WHAT NEEDS TO BE DONE – Retype the records below exactly as they appear, but leave out any pictures.

══ DATA SUPPLIED

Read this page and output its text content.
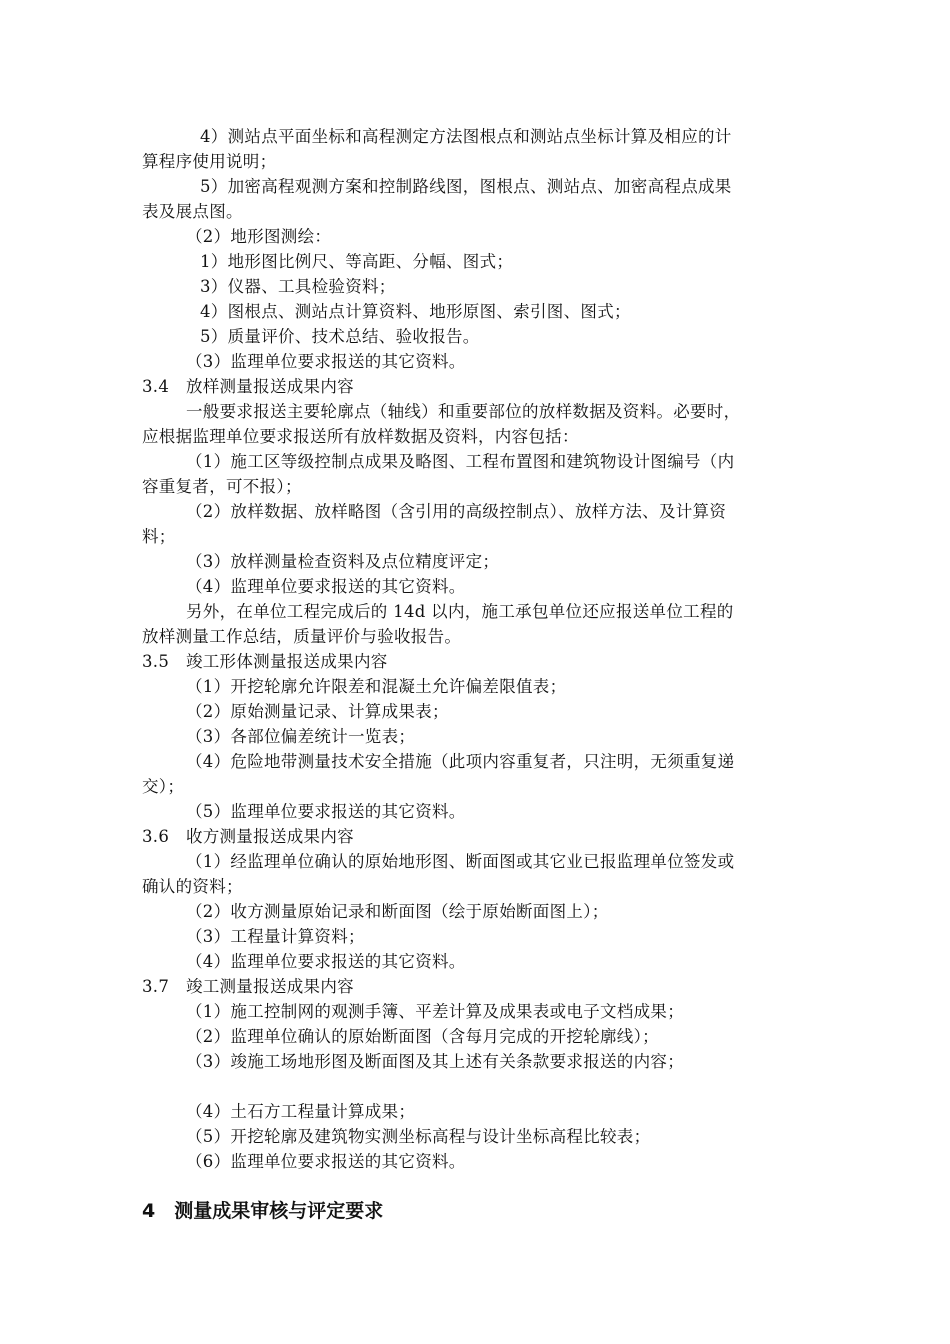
4）测站点平面坐标和高程测定方法图根点和测站点坐标计算及相应的计
算程序使用说明；
5）加密高程观测方案和控制路线图，图根点、测站点、加密高程点成果
表及展点图。
（2）地形图测绘：
1）地形图比例尺、等高距、分幅、图式；
3）仪器、工具检验资料；
4）图根点、测站点计算资料、地形原图、索引图、图式；
5）质量评价、技术总结、验收报告。
（3）监理单位要求报送的其它资料。
3.4　放样测量报送成果内容
一般要求报送主要轮廓点（轴线）和重要部位的放样数据及资料。必要时，
应根据监理单位要求报送所有放样数据及资料，内容包括：
（1）施工区等级控制点成果及略图、工程布置图和建筑物设计图编号（内
容重复者，可不报）；
（2）放样数据、放样略图（含引用的高级控制点）、放样方法、及计算资
料；
（3）放样测量检查资料及点位精度评定；
（4）监理单位要求报送的其它资料。
另外，在单位工程完成后的 14d 以内，施工承包单位还应报送单位工程的
放样测量工作总结，质量评价与验收报告。
3.5　竣工形体测量报送成果内容
（1）开挖轮廓允许限差和混凝土允许偏差限值表；
（2）原始测量记录、计算成果表；
（3）各部位偏差统计一览表；
（4）危险地带测量技术安全措施（此项内容重复者，只注明，无须重复递
交）；
（5）监理单位要求报送的其它资料。
3.6　收方测量报送成果内容
（1）经监理单位确认的原始地形图、断面图或其它业已报监理单位签发或
确认的资料；
（2）收方测量原始记录和断面图（绘于原始断面图上）；
（3）工程量计算资料；
（4）监理单位要求报送的其它资料。
3.7　竣工测量报送成果内容
（1）施工控制网的观测手簿、平差计算及成果表或电子文档成果；
（2）监理单位确认的原始断面图（含每月完成的开挖轮廓线）；
（3）竣施工场地形图及断面图及其上述有关条款要求报送的内容；
（4）土石方工程量计算成果；
（5）开挖轮廓及建筑物实测坐标高程与设计坐标高程比较表；
（6）监理单位要求报送的其它资料。
4　测量成果审核与评定要求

════

THE ANSWER –
Read this page and output its text content.
4）测站点平面坐标和高程测定方法图根点和测站点坐标计算及相应的计
算程序使用说明；
5）加密高程观测方案和控制路线图，图根点、测站点、加密高程点成果
表及展点图。
（2）地形图测绘：
1）地形图比例尺、等高距、分幅、图式；
3）仪器、工具检验资料；
4）图根点、测站点计算资料、地形原图、索引图、图式；
5）质量评价、技术总结、验收报告。
（3）监理单位要求报送的其它资料。
3.4　放样测量报送成果内容
一般要求报送主要轮廓点（轴线）和重要部位的放样数据及资料。必要时，
应根据监理单位要求报送所有放样数据及资料，内容包括：
（1）施工区等级控制点成果及略图、工程布置图和建筑物设计图编号（内
容重复者，可不报）；
（2）放样数据、放样略图（含引用的高级控制点）、放样方法、及计算资
料；
（3）放样测量检查资料及点位精度评定；
（4）监理单位要求报送的其它资料。
另外，在单位工程完成后的 14d 以内，施工承包单位还应报送单位工程的
放样测量工作总结，质量评价与验收报告。
3.5　竣工形体测量报送成果内容
（1）开挖轮廓允许限差和混凝土允许偏差限值表；
（2）原始测量记录、计算成果表；
（3）各部位偏差统计一览表；
（4）危险地带测量技术安全措施（此项内容重复者，只注明，无须重复递
交）；
（5）监理单位要求报送的其它资料。
3.6　收方测量报送成果内容
（1）经监理单位确认的原始地形图、断面图或其它业已报监理单位签发或
确认的资料；
（2）收方测量原始记录和断面图（绘于原始断面图上）；
（3）工程量计算资料；
（4）监理单位要求报送的其它资料。
3.7　竣工测量报送成果内容
（1）施工控制网的观测手簿、平差计算及成果表或电子文档成果；
（2）监理单位确认的原始断面图（含每月完成的开挖轮廓线）；
（3）竣施工场地形图及断面图及其上述有关条款要求报送的内容；
（4）土石方工程量计算成果；
（5）开挖轮廓及建筑物实测坐标高程与设计坐标高程比较表；
（6）监理单位要求报送的其它资料。
4　测量成果审核与评定要求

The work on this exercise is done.